▶ [Given task]:
Return all lines below containing the word "Asistente".

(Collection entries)
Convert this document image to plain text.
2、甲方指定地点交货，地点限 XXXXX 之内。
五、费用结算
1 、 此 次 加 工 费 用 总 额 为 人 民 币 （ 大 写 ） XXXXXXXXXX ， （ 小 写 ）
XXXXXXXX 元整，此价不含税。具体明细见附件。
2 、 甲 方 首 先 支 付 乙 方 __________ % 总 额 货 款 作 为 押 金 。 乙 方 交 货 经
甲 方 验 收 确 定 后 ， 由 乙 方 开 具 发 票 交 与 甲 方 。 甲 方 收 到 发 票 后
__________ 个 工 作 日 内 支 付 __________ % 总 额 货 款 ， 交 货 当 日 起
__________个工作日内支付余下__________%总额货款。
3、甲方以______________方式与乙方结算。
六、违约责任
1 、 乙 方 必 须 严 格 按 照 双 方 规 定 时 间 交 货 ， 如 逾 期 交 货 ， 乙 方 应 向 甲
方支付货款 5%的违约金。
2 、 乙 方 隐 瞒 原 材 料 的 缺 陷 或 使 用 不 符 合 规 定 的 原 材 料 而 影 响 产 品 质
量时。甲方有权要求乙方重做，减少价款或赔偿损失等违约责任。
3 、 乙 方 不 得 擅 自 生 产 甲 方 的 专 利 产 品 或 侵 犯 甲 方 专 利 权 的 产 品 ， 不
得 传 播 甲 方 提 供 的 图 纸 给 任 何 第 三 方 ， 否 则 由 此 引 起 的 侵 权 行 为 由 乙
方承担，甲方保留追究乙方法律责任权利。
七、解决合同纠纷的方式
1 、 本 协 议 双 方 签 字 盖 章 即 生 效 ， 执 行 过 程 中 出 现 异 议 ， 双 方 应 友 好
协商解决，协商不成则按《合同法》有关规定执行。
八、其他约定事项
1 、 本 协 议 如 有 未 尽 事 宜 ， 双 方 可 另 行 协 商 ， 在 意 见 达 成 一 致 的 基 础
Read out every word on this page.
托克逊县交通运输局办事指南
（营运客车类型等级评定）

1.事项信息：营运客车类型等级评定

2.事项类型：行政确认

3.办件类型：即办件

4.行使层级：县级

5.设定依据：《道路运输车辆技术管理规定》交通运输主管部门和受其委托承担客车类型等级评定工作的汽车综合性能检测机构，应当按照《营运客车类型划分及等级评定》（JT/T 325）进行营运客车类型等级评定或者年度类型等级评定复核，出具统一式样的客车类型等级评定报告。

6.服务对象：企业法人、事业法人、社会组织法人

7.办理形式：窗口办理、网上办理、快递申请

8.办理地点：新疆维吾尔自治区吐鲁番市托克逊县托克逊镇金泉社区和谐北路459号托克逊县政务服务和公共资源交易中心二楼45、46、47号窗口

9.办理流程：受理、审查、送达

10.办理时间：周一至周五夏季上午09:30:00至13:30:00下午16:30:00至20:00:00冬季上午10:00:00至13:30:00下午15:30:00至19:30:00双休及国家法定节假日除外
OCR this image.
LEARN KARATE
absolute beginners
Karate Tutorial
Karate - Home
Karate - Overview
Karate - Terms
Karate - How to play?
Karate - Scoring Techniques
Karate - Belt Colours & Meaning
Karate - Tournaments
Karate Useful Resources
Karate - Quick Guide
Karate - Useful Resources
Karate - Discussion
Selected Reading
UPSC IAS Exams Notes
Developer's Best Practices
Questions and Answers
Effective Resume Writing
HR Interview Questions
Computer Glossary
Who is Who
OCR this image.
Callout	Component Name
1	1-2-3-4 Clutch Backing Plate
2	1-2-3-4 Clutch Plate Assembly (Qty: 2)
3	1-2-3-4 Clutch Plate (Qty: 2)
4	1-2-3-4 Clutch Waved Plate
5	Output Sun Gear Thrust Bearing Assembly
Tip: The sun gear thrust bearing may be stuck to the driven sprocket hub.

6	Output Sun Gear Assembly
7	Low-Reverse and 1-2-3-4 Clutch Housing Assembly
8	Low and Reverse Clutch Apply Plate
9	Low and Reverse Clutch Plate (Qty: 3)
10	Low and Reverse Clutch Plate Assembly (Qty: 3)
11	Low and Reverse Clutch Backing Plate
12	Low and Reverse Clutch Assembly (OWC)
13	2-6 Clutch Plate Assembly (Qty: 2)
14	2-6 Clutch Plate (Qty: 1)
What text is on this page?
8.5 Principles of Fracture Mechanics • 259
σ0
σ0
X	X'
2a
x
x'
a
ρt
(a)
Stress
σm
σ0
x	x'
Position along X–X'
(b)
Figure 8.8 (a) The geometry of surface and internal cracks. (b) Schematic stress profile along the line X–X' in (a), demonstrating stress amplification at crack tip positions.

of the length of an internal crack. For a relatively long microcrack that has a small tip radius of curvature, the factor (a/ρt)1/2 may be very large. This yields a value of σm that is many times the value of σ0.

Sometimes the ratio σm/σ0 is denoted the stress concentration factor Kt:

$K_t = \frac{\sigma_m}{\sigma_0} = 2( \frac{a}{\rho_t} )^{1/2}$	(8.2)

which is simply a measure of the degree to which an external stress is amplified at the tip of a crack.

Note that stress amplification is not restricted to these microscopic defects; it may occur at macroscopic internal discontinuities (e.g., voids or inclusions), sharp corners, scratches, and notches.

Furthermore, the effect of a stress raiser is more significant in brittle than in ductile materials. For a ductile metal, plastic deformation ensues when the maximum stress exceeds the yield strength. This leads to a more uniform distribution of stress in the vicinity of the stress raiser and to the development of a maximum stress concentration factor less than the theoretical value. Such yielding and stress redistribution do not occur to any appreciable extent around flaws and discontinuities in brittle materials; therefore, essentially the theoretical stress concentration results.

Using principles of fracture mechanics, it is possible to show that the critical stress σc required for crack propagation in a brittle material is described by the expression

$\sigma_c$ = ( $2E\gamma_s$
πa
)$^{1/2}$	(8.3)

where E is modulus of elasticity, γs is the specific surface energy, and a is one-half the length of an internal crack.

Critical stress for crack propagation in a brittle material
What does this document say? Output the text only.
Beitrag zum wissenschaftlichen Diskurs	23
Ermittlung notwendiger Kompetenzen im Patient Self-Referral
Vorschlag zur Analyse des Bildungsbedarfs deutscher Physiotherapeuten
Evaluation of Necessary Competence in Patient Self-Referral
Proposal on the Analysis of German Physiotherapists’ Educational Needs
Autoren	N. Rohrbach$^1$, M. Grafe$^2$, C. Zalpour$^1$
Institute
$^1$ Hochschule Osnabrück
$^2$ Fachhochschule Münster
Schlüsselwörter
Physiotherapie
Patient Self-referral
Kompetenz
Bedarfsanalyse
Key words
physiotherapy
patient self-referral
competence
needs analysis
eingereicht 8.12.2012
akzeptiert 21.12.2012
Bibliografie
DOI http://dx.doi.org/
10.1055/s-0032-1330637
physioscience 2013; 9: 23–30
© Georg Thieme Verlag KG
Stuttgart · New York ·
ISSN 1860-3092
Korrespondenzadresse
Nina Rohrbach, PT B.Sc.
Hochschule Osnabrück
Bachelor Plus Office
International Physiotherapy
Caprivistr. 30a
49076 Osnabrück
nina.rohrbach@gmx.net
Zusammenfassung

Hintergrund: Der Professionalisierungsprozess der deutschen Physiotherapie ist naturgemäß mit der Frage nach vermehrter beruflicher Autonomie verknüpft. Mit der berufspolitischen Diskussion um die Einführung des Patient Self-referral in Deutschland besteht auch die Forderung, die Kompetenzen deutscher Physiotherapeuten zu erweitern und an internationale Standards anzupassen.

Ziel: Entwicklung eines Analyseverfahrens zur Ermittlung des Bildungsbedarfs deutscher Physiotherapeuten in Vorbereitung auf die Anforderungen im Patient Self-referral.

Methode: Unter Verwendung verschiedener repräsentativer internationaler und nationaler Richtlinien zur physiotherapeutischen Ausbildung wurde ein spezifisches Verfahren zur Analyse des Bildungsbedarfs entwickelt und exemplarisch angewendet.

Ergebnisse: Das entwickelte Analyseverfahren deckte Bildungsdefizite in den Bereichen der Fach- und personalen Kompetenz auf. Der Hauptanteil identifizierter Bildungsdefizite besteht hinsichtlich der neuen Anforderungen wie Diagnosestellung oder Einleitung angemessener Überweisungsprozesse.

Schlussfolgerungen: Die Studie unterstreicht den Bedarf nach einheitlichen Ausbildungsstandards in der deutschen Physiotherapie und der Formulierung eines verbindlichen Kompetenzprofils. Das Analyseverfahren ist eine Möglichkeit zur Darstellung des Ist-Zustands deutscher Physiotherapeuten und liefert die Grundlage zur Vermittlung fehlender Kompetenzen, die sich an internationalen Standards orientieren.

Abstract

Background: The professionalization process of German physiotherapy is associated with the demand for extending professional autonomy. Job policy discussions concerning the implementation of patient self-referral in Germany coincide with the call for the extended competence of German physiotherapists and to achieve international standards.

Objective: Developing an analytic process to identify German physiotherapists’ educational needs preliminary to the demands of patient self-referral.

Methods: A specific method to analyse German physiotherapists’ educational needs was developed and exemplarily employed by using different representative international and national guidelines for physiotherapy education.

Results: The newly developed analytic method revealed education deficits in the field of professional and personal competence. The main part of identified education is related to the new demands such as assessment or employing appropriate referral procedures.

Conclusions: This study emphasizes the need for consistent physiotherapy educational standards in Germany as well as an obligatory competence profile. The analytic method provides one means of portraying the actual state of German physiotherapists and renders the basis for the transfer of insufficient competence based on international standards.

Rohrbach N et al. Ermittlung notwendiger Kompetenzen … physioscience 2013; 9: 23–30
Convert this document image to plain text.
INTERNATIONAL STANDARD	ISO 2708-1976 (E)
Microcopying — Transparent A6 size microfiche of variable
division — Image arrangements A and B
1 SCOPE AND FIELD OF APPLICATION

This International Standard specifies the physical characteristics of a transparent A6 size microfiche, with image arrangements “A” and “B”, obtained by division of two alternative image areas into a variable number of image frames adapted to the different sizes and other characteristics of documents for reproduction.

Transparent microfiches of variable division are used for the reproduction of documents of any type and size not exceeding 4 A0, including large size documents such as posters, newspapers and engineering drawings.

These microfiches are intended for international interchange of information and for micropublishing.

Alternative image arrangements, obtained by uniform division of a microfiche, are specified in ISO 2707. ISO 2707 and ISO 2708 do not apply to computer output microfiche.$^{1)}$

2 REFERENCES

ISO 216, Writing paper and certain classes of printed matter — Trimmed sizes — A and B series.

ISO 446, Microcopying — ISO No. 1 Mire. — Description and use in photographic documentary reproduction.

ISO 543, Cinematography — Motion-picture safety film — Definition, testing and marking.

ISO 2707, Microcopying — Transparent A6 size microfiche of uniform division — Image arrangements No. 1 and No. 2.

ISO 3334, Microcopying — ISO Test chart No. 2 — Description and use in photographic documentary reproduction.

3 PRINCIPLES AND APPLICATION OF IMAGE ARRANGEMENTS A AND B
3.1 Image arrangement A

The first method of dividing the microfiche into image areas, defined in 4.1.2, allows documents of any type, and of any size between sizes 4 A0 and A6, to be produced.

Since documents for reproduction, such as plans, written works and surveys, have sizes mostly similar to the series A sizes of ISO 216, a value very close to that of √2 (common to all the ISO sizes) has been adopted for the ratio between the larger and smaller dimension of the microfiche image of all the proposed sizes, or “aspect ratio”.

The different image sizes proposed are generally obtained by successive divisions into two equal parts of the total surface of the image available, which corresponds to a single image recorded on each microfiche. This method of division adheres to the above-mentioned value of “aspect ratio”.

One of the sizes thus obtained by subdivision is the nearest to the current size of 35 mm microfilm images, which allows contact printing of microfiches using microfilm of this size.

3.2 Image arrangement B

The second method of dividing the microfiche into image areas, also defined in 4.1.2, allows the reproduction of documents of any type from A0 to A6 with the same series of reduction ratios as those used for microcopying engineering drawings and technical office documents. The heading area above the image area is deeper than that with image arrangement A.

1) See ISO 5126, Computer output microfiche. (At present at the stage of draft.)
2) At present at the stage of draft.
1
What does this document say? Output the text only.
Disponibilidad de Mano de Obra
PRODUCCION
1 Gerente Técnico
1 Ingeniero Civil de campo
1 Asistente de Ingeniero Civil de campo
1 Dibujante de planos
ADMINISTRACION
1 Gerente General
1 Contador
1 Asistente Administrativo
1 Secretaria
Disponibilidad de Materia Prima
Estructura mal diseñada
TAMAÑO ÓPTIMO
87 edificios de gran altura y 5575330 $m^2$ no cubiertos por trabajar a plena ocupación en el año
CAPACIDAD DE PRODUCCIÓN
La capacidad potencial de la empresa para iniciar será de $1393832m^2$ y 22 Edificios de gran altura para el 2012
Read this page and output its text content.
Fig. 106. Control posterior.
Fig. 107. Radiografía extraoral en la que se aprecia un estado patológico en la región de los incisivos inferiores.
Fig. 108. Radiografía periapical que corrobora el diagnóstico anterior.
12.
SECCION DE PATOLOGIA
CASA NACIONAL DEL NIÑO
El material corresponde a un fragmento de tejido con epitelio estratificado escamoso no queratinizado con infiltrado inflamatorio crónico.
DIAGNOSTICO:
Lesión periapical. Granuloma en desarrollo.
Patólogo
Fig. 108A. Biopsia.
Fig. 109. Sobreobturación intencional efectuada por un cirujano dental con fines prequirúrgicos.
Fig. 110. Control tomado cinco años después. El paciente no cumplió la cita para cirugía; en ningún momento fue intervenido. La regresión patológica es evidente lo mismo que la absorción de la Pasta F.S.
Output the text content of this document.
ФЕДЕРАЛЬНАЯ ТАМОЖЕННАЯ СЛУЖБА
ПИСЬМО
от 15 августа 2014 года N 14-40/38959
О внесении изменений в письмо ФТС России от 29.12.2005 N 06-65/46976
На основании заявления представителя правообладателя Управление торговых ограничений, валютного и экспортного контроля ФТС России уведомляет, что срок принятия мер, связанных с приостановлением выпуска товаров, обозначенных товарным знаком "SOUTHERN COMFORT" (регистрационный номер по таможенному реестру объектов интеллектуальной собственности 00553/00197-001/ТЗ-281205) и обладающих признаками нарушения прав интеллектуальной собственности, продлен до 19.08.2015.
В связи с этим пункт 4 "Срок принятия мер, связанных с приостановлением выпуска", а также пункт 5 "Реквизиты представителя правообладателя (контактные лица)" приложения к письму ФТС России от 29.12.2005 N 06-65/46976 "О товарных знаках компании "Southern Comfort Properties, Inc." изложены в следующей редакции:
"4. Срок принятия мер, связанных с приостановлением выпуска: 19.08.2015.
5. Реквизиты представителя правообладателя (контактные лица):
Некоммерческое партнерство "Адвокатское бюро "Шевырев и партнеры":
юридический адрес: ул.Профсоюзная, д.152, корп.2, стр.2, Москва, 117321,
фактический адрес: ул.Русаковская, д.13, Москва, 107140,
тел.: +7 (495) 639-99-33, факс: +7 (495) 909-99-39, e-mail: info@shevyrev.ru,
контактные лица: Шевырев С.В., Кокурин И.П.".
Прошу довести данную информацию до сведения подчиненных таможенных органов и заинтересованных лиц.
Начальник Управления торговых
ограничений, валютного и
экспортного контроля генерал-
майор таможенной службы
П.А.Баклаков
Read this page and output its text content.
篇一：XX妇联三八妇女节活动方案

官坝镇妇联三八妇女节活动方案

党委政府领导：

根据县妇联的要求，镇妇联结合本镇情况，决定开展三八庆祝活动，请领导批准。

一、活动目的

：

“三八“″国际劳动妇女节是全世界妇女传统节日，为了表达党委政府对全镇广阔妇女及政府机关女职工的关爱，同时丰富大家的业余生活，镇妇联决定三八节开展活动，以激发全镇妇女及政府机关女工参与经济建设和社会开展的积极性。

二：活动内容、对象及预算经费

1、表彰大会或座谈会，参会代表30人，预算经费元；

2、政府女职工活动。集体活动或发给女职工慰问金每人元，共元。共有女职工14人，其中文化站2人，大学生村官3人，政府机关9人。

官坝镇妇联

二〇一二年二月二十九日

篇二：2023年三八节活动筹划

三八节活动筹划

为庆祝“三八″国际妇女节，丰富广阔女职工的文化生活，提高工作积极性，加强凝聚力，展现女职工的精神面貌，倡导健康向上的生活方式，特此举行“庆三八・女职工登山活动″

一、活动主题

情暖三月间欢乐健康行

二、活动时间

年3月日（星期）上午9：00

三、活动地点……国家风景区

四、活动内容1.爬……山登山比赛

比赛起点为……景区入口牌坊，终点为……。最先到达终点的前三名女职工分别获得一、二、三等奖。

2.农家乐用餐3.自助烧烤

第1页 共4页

▶ [Exercise output]:
1 Asistente de Ingeniero Civil de campo
1 Asistente Administrativo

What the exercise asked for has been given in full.